JOB A: Copy out the finite-difference passage word for word. Begin at "plot( x1, dy1,'o')" and stop after "legend('First order','Second order','Fourth order')".
JOB B: Resume the finite-difference passage from the point at which it stops.

SELECTED TEXT:
********

As discussed in Jesse Chan's answer, low order methods may actually have lower magnitude errors in some cases. However, I would be skeptical of the accuracy of either method in that case and suggest that you simply need higher resolution.

I tried to replicate your results, but I found that higher order finite differences were actually more accurate (based on RMS error) even in this example. Were you using one sided differences? Here's my matlab script if you want to mess with it.

clear

y = @(x) exp(-32*(x-5).^2);
dydx = @(x) -(64*(x-5)).*y(x);

x=linspace(0,10,50);

%first order (one sided) difference
x1 = x(1:end-1);
dy1 = (y(x(2:end))-y(x(1:end-1)))/diff(x(1:2));

%second order centered difference
x2 = x(2:end-1);
dy2 = (y(x(3:end))-y(x(1:end-2)))/(2*diff(x(1:2)));

%fourth order centered difference
x3 = x(3:end-2);
dy3 = (-y(x(5:end))+8*y(x(4:end-1))-8*y(x(2:end-3))+y(x(1:end-4)))/(12*diff(x(1:2)));

xRef = linspace(0,10,1e5);
dyRef = dydx(xRef);

figure(1)
clf
hold on
plot( xRef, dyRef, 'k' )
plot( x1, dy1,'o')
plot( x2, dy2,'x' )
plot( x3, dy3,'^' )
legend('Analytical','First order','Second order','Fourth order')
title('Computed derivative values')

figure(2)
clf
hold on
plot( x1, abs(dy1-dydx(x1)),'o')
plot( x2, abs(dy2-dydx(x2)),'x' )
plot( x2, abs(dy2-dydx(x2)),'^' )
legend('First order','Second order','Fourth order')
title('Error in the derivative computation')

********

Bounding box entries:
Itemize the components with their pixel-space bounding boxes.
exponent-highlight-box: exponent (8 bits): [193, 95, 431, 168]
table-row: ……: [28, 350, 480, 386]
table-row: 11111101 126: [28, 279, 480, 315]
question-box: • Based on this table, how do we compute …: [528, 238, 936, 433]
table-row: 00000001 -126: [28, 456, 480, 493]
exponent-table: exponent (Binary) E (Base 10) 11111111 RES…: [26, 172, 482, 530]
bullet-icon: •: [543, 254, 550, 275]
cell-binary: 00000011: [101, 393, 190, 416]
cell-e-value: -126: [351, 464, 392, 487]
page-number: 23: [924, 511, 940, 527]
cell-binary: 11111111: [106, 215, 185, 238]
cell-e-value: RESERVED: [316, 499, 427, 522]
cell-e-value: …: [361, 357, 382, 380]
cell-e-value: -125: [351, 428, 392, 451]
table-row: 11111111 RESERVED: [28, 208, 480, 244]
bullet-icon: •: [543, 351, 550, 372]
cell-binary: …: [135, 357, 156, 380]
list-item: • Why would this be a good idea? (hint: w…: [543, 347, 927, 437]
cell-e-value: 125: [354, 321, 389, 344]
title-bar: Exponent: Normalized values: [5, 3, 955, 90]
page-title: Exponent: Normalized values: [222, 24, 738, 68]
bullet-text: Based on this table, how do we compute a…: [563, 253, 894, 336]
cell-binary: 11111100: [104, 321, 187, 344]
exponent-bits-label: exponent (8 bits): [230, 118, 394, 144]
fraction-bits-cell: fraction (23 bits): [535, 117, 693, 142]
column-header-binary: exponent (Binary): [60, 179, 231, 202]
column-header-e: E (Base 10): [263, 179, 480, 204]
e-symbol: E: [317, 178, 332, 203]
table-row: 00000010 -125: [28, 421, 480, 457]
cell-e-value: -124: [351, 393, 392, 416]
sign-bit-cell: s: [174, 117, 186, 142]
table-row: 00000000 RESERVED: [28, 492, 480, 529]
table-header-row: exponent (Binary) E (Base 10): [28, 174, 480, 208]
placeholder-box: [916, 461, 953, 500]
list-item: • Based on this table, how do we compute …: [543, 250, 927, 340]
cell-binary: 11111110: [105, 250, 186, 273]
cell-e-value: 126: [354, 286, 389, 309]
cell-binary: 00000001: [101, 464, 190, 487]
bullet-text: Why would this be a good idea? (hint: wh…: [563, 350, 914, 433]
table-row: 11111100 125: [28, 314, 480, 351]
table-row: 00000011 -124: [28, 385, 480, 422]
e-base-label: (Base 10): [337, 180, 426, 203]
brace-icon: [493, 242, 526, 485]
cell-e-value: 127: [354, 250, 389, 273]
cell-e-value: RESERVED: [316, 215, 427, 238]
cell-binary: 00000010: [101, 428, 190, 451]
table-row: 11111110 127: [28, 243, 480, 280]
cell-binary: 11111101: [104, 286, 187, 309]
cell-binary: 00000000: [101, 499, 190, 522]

********

FINAL RESULT A:
plot( x1, dy1,'o')
plot( x2, dy2,'x' )
plot( x3, dy3,'^' )
legend('Analytical','First order','Second order','Fourth order')
title('Computed derivative values')

figure(2)
clf
hold on
plot( x1, abs(dy1-dydx(x1)),'o')
plot( x2, abs(dy2-dydx(x2)),'x' )
plot( x2, abs(dy2-dydx(x2)),'^' )
legend('First order','Second order','Fourth order')

FINAL RESULT B:
% rms errors:
sqrt( sum((dy1-dydx(x1)).^2 ) / numel(x1) ) %first order
sqrt( sum((dy2-dydx(x2)).^2 ) / numel(x2) ) %second order
sqrt( sum((dy3-dydx(x3)).^2 ) / numel(x3) ) %fourth order

Please note that this is a slightly different situation than that in the related question. That question was about ODE solvers (Euler and RK). The reason I edited your answer there was to highlight the fact that this case is not typical and that in almost all cases where RK4 is stable it will outperform Euler for a given step size. The ODE analogue to your example here is a stiff ODE where you are not in the stability region of explicit solvers. As I said there, if your ODE solver is unstable all bets are off as far as accuracy (just as all the finite difference methods give poor results on a coarse grid here). Of course a stable low-order implicit method will typically have less error than an unstable explicit method.

Even though you may have "less error" for course grids with the lower order finite differences, the actual errors in your example are huge. In that case, neither solution should be used and you have no choice but to refine the grid or use a different method entirely.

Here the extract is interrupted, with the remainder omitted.